Nevertheless, we recognise that this simplified in vitro system cannot fully replicate the structural and immunological complexity of the human intestinal mucosa. Therefore, the present findings at the intestinal level should be interpreted as mechanistic evidence supporting metabolite-mediated interactions rather than direct clinical extrapolation. These mechanistic findings provide a rationale for subsequent experiments on myometrial and ovarian cells, indicating that microbial metabolites and adhesion-mediated interactions could contribute to the observed modulation of cellular functions. While these results are derived from a simplified in vitro system, they offer valuable insight into possible gut-derived mechanisms influencing reproductive tissue physiology [76].
For this reason, in subsequent phases of experimentation, the effects of probiotics were analysed at the myometrial and ovarian levels following treatment with the probiotic combination, termed MIX, and individual probiotic strains. Indeed, the analysis in an in vitro intestine–myometrium axis, using Caco-2 and PHM1-41 cells, demonstrated that, while the MIX showed consistent and pronounced effects across most parameters, the responses to individual strains were variable and, in some cases, neutral or lower than control, indicating a parameter-dependent and strain-specific activity. These findings provide preliminary support for a potential gut–myometrial interaction. However, given the in vitro nature of the model, the results should be regarded as mechanistic and hypothesis-generating, indicating that the supplement’s active components may modulate myometrial cell activity rather than demonstrating a direct effect on uterine function in vivo [78]. These data were particularly notable following stimulation with the MIX, demonstrating the potential benefits of combining probiotic strains.
Reproductive health problems can also result from the interrelated processes of myometrial inflammation and ROS-induced oxidative stress. Although proper cellular activity depends on low, physiological amounts of ROS, excessive synthesis damages molecules and creates a persistently inflammatory environment by overwhelming the body’s antioxidant defences [79,80]. The substances under examination modulated both ROS production and inflammatory molecule production, demonstrating a protective effect. Specifically, MIX demonstrated the greatest efficacy in attenuating oxidative stress, significantly reducing ROS production and suppressing the inflammatory response, as measured by decreased TNF-α.

● **Tasks to carry out**
a - Give every reference number cited in brackets in the probiotics extract.
b - Answer these questions from the probiotics extract:
(i) Which two cell lines were used in the in vitro intestine–myometrium axis?
(ii) What name is given to the probiotic combination?
(iii) A decrease in which molecule was used to measure suppression of the inflammatory response?
c - Decide whether each statement agrees with the probiotics extract:
(i) The in vitro system fully reproduces the complexity of the human intestinal mucosa.
(ii) Some individual probiotic strains produced responses that were neutral or lower than control.
(iii) Any amount of ROS is harmful to cellular activity.
The items that come after the probiotics extract play no part in any task.

● **Provided data**
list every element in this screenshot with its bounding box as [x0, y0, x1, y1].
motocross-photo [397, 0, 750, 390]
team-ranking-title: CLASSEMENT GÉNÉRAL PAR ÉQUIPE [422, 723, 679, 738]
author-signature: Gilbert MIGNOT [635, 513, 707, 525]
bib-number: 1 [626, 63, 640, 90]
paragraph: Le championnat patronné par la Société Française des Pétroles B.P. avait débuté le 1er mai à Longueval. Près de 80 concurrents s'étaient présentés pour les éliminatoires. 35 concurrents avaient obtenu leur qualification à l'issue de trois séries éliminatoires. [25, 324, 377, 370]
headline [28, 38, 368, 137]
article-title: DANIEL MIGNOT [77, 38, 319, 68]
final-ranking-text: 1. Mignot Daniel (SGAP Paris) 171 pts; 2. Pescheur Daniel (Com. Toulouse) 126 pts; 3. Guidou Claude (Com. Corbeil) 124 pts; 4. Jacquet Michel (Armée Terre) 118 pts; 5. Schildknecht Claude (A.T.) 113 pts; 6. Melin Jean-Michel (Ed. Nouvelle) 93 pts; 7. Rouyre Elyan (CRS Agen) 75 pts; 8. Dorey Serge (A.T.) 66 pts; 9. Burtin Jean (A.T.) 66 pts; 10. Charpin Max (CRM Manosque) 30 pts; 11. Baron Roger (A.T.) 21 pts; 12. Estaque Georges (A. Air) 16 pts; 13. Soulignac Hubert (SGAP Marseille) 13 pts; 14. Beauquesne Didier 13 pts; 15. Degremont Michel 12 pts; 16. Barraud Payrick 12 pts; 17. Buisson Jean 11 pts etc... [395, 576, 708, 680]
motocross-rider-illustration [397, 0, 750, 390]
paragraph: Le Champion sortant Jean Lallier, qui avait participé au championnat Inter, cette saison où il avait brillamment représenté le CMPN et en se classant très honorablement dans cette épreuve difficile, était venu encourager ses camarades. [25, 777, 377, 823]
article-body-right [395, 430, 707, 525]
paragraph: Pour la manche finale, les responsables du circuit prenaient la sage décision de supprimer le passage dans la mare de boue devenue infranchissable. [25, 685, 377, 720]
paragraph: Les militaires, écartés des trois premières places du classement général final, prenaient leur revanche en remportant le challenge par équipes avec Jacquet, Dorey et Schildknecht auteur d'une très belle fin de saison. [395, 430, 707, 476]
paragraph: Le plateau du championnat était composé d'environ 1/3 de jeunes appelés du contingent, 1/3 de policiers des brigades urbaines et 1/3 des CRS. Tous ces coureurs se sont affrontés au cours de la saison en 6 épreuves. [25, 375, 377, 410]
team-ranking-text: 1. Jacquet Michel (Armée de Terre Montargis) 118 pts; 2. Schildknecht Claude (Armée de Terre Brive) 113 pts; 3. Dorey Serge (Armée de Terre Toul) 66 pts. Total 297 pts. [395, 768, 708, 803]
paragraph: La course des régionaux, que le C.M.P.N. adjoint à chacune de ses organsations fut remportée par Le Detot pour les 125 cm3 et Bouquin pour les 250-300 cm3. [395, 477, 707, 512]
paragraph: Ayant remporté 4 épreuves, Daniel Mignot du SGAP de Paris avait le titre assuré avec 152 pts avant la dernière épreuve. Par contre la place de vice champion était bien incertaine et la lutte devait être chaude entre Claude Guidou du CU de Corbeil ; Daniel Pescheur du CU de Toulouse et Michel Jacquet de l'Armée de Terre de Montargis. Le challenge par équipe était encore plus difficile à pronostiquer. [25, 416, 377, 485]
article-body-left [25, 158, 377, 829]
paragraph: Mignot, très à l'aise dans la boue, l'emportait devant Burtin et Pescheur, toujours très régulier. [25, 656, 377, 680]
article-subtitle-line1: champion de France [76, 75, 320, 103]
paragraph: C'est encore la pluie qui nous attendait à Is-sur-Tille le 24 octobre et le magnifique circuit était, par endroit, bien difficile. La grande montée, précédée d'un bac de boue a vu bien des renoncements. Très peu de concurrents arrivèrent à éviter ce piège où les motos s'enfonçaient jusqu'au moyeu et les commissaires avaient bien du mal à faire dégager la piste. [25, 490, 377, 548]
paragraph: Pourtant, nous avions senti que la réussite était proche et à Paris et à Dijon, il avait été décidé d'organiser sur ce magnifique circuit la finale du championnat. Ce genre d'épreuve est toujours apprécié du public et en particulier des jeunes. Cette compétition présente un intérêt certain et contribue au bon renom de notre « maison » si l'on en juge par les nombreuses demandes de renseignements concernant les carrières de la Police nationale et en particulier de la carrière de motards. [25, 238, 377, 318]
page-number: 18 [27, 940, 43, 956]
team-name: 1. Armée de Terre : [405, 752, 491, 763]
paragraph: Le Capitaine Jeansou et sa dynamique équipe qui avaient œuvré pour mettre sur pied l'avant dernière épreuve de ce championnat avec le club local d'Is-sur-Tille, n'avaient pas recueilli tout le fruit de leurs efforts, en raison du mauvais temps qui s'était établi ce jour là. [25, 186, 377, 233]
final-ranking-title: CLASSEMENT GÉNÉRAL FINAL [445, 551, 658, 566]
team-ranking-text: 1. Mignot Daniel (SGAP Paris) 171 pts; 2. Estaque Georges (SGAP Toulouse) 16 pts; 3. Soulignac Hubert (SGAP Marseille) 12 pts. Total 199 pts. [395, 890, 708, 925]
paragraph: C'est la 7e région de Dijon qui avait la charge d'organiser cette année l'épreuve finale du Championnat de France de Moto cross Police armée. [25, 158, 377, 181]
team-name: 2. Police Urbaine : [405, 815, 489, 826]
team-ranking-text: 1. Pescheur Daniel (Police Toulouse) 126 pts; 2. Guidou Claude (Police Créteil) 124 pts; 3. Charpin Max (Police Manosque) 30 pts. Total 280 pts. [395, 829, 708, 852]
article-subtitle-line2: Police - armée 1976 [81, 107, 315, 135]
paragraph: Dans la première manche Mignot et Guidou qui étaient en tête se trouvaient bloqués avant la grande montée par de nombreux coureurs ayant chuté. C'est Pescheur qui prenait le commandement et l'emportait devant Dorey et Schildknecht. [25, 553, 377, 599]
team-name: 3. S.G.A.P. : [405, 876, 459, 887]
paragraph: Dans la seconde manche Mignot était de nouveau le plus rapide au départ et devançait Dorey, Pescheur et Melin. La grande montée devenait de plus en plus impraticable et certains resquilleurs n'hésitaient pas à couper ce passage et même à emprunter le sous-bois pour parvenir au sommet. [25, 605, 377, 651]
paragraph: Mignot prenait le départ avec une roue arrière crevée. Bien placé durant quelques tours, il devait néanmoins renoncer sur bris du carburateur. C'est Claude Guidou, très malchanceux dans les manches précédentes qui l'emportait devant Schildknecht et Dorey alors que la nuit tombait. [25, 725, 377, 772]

● **List of solutions**
a - 76, 78, 79, 80

b -
(i) Caco-2 and PHM1-41
(ii) MIX
(iii) TNF-α

c -
(i) No: "this simplified in vitro system cannot fully replicate the structural and immunological complexity of the human intestinal mucosa"
(ii) Yes: "the responses to individual strains were variable and, in some cases, neutral or lower than control"
(iii) No: "proper cellular activity depends on low, physiological amounts of ROS"